▸ Task instructions
Identify the lines that contain the word "齐鲁晚报" and copy each one.
"""
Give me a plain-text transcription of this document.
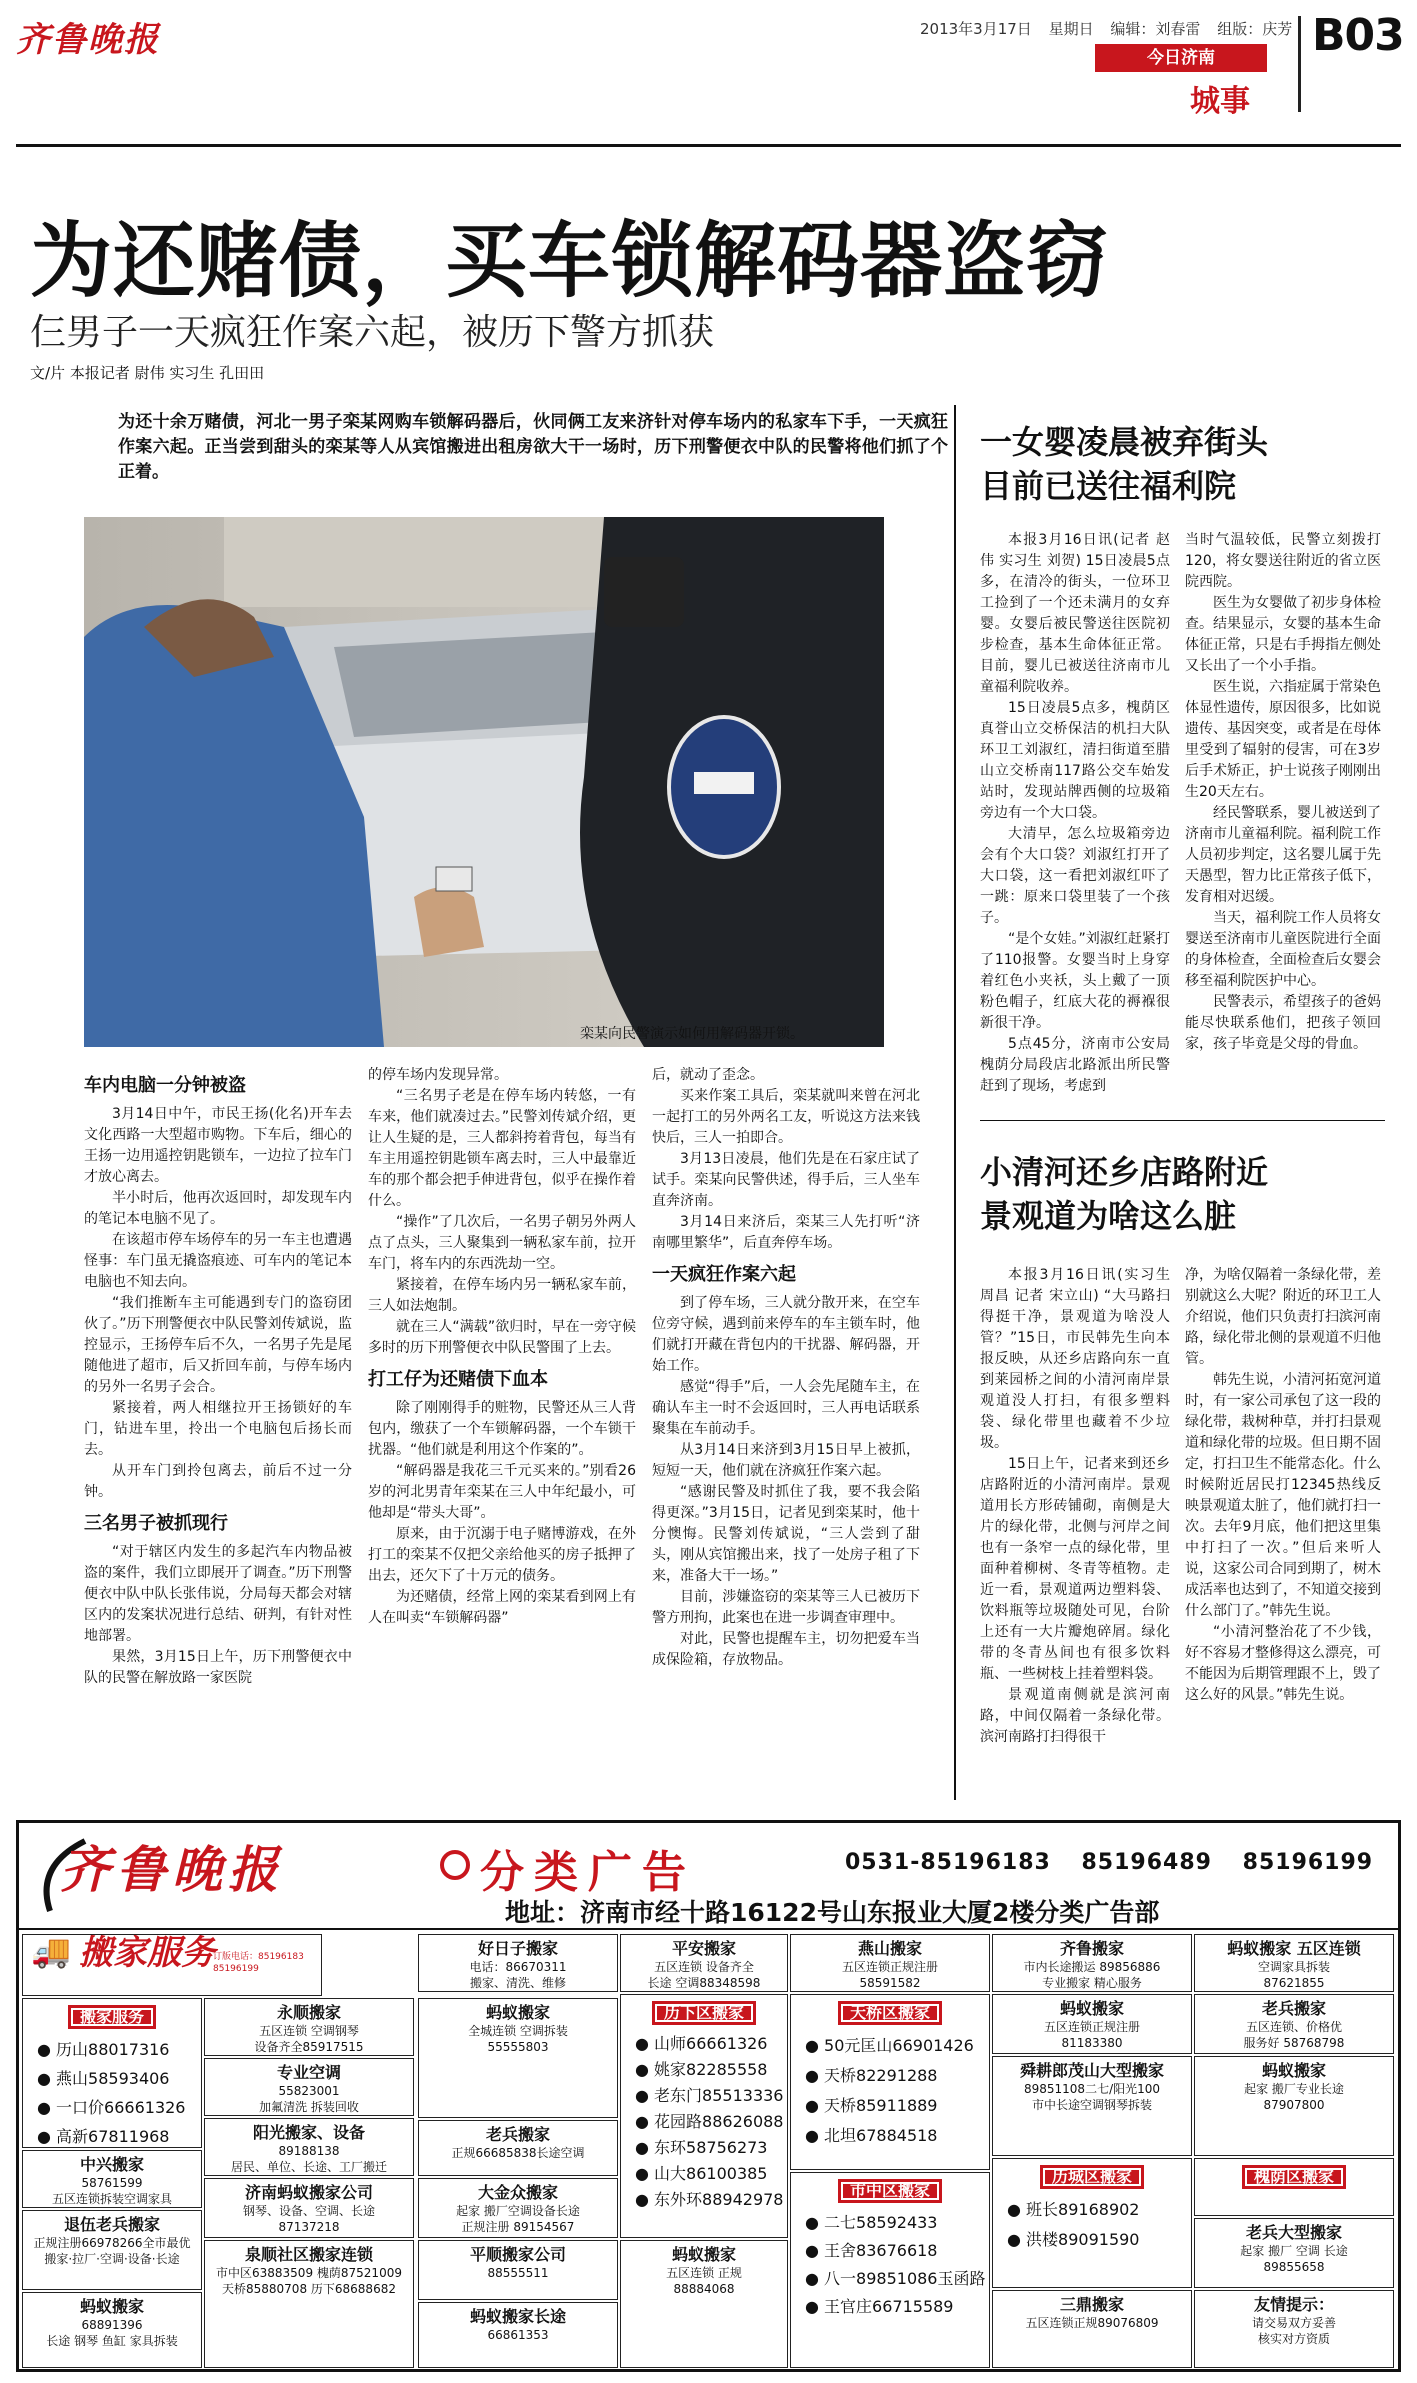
齐鲁晚报	2013年3月17日 星期日 编辑：刘春雷 组版：庆芳
今日济南
城事
B03
为还赌债，买车锁解码器盗窃
仨男子一天疯狂作案六起，被历下警方抓获
文/片 本报记者 尉伟 实习生 孔田田
为还十余万赌债，河北一男子栾某网购车锁解码器后，伙同俩工友来济针对停车场内的私家车下手，一天疯狂作案六起。正当尝到甜头的栾某等人从宾馆搬进出租房欲大干一场时，历下刑警便衣中队的民警将他们抓了个正着。
栾某向民警演示如何用解码器开锁。
车内电脑一分钟被盗

3月14日中午，市民王扬(化名)开车去文化西路一大型超市购物。下车后，细心的王扬一边用遥控钥匙锁车，一边拉了拉车门才放心离去。

半小时后，他再次返回时，却发现车内的笔记本电脑不见了。

在该超市停车场停车的另一车主也遭遇怪事：车门虽无撬盗痕迹、可车内的笔记本电脑也不知去向。

“我们推断车主可能遇到专门的盗窃团伙了。”历下刑警便衣中队民警刘传斌说，监控显示，王扬停车后不久，一名男子先是尾随他进了超市，后又折回车前，与停车场内的另外一名男子会合。

紧接着，两人相继拉开王扬锁好的车门，钻进车里，拎出一个电脑包后扬长而去。

从开车门到拎包离去，前后不过一分钟。

三名男子被抓现行

“对于辖区内发生的多起汽车内物品被盗的案件，我们立即展开了调查。”历下刑警便衣中队中队长张伟说，分局每天都会对辖区内的发案状况进行总结、研判，有针对性地部署。

果然，3月15日上午，历下刑警便衣中队的民警在解放路一家医院

的停车场内发现异常。

“三名男子老是在停车场内转悠，一有车来，他们就凑过去。”民警刘传斌介绍，更让人生疑的是，三人都斜挎着背包，每当有车主用遥控钥匙锁车离去时，三人中最靠近车的那个都会把手伸进背包，似乎在操作着什么。

“操作”了几次后，一名男子朝另外两人点了点头，三人聚集到一辆私家车前，拉开车门，将车内的东西洗劫一空。

紧接着，在停车场内另一辆私家车前，三人如法炮制。

就在三人“满载”欲归时，早在一旁守候多时的历下刑警便衣中队民警围了上去。

打工仔为还赌债下血本

除了刚刚得手的赃物，民警还从三人背包内，缴获了一个车锁解码器，一个车锁干扰器。“他们就是利用这个作案的”。

“解码器是我花三千元买来的。”别看26岁的河北男青年栾某在三人中年纪最小，可他却是“带头大哥”。

原来，由于沉溺于电子赌博游戏，在外打工的栾某不仅把父亲给他买的房子抵押了出去，还欠下了十万元的债务。

为还赌债，经常上网的栾某看到网上有人在叫卖“车锁解码器”

后，就动了歪念。

买来作案工具后，栾某就叫来曾在河北一起打工的另外两名工友，听说这方法来钱快后，三人一拍即合。

3月13日凌晨，他们先是在石家庄试了试手。栾某向民警供述，得手后，三人坐车直奔济南。

3月14日来济后，栾某三人先打听“济南哪里繁华”，后直奔停车场。

一天疯狂作案六起

到了停车场，三人就分散开来，在空车位旁守候，遇到前来停车的车主锁车时，他们就打开藏在背包内的干扰器、解码器，开始工作。

感觉“得手”后，一人会先尾随车主，在确认车主一时不会返回时，三人再电话联系聚集在车前动手。

从3月14日来济到3月15日早上被抓，短短一天，他们就在济疯狂作案六起。

“感谢民警及时抓住了我，要不我会陷得更深。”3月15日，记者见到栾某时，他十分懊悔。民警刘传斌说，“三人尝到了甜头，刚从宾馆搬出来，找了一处房子租了下来，准备大干一场。”

目前，涉嫌盗窃的栾某等三人已被历下警方刑拘，此案也在进一步调查审理中。

对此，民警也提醒车主，切勿把爱车当成保险箱，存放物品。

一女婴凌晨被弃街头
目前已送往福利院

本报3月16日讯(记者 赵伟 实习生 刘贺) 15日凌晨5点多，在清冷的街头，一位环卫工捡到了一个还未满月的女弃婴。女婴后被民警送往医院初步检查，基本生命体征正常。目前，婴儿已被送往济南市儿童福利院收养。

15日凌晨5点多，槐荫区真誉山立交桥保洁的机扫大队环卫工刘淑红，清扫街道至腊山立交桥南117路公交车始发站时，发现站牌西侧的垃圾箱旁边有一个大口袋。

大清早，怎么垃圾箱旁边会有个大口袋？刘淑红打开了大口袋，这一看把刘淑红吓了一跳：原来口袋里装了一个孩子。

“是个女娃。”刘淑红赶紧打了110报警。女婴当时上身穿着红色小夹袄，头上戴了一顶粉色帽子，红底大花的褥褓很新很干净。

5点45分，济南市公安局槐荫分局段店北路派出所民警赶到了现场，考虑到

当时气温较低，民警立刻拨打120，将女婴送往附近的省立医院西院。

医生为女婴做了初步身体检查。结果显示，女婴的基本生命体征正常，只是右手拇指左侧处又长出了一个小手指。

医生说，六指症属于常染色体显性遗传，原因很多，比如说遗传、基因突变，或者是在母体里受到了辐射的侵害，可在3岁后手术矫正，护士说孩子刚刚出生20天左右。

经民警联系，婴儿被送到了济南市儿童福利院。福利院工作人员初步判定，这名婴儿属于先天愚型，智力比正常孩子低下，发育相对迟缓。

当天，福利院工作人员将女婴送至济南市儿童医院进行全面的身体检查，全面检查后女婴会移至福利院医护中心。

民警表示，希望孩子的爸妈能尽快联系他们，把孩子领回家，孩子毕竟是父母的骨血。

小清河还乡店路附近
景观道为啥这么脏

本报3月16日讯(实习生 周昌 记者 宋立山) “大马路扫得挺干净，景观道为啥没人管？”15日，市民韩先生向本报反映，从还乡店路向东一直到莱园桥之间的小清河南岸景观道没人打扫，有很多塑料袋、绿化带里也藏着不少垃圾。

15日上午，记者来到还乡店路附近的小清河南岸。景观道用长方形砖铺砌，南侧是大片的绿化带，北侧与河岸之间也有一条窄一点的绿化带，里面种着柳树、冬青等植物。走近一看，景观道两边塑料袋、饮料瓶等垃圾随处可见，台阶上还有一大片瓣炮碎屑。绿化带的冬青丛间也有很多饮料瓶、一些树枝上挂着塑料袋。

景观道南侧就是滨河南路，中间仅隔着一条绿化带。滨河南路打扫得很干

净，为啥仅隔着一条绿化带，差别就这么大呢？附近的环卫工人介绍说，他们只负责打扫滨河南路，绿化带北侧的景观道不归他管。

韩先生说，小清河拓宽河道时，有一家公司承包了这一段的绿化带，栽树种草，并打扫景观道和绿化带的垃圾。但日期不固定，打扫卫生不能常态化。什么时候附近居民打12345热线反映景观道太脏了，他们就打扫一次。去年9月底，他们把这里集中打扫了一次。”但后来听人说，这家公司合同到期了，树木成活率也达到了，不知道交接到什么部门了。”韩先生说。

“小清河整治花了不少钱，好不容易才整修得这么漂亮，可不能因为后期管理跟不上，毁了这么好的风景。”韩先生说。

齐鲁晚报	分类广告	0531-85196183 85196489 85196199
地址：济南市经十路16122号山东报业大厦2楼分类广告部
🚚 搬家服务
订版电话：85196183 85196199
搬家服务
● 历山88017316
● 燕山58593406
● 一口价66661326
● 高新67811968
好日子搬家
电话：86670311
搬家、清洗、维修
平安搬家
五区连锁 设备齐全
长途 空调88348598
燕山搬家
五区连锁正规注册
58591582
齐鲁搬家
市内长途搬运 89856886
专业搬家 精心服务
蚂蚁搬家 五区连锁
空调家具拆装
87621855
永顺搬家
五区连锁 空调钢琴
设备齐全85917515
蚂蚁搬家
全城连锁 空调拆装
55555803
蚂蚁搬家
五区连锁正规注册
81183380
老兵搬家
五区连锁、价格优
服务好 58768798
专业空调
55823001
加氟清洗 拆装回收
老兵搬家
正规66685838长途空调
舜耕郎茂山大型搬家
89851108二七/阳光100
市中长途空调钢琴拆装
蚂蚁搬家
起家 搬厂专业长途
87907800
中兴搬家
58761599
五区连锁拆装空调家具
阳光搬家、设备
89188138
居民、单位、长途、工厂搬迁
大金众搬家
起家 搬厂空调设备长途
正规注册 89154567
退伍老兵搬家
正规注册66978266全市最优
搬家·拉厂·空调·设备·长途
济南蚂蚁搬家公司
钢琴、设备、空调、长途
87137218
平顺搬家公司
88555511
老兵大型搬家
起家 搬厂 空调 长途
89855658
蚂蚁搬家
68891396
长途 钢琴 鱼缸 家具拆装
泉顺社区搬家连锁
市中区63883509 槐荫87521009
天桥85880708 历下68688682
蚂蚁搬家长途
66861353
蚂蚁搬家
五区连锁 正规
88884068
三鼎搬家
五区连锁正规89076809
友情提示：
请交易双方妥善
核实对方资质
历下区搬家
● 山师66661326
● 姚家82285558
● 老东门85513336
● 花园路88626088
● 东环58756273
● 山大86100385
● 东外环88942978
天桥区搬家
● 50元匡山66901426
● 天桥82291288
● 天桥85911889
● 北坦67884518
市中区搬家
● 二七58592433
● 王舍83676618
● 八一89851086玉函路
● 王官庄66715589
历城区搬家
● 班长89168902
● 洪楼89091590
槐荫区搬家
"""
▸ Reply
齐鲁晚报	2013年3月17日 星期日 编辑：刘春雷 组版：庆芳
齐鲁晚报	分类广告	0531-85196183 85196489 85196199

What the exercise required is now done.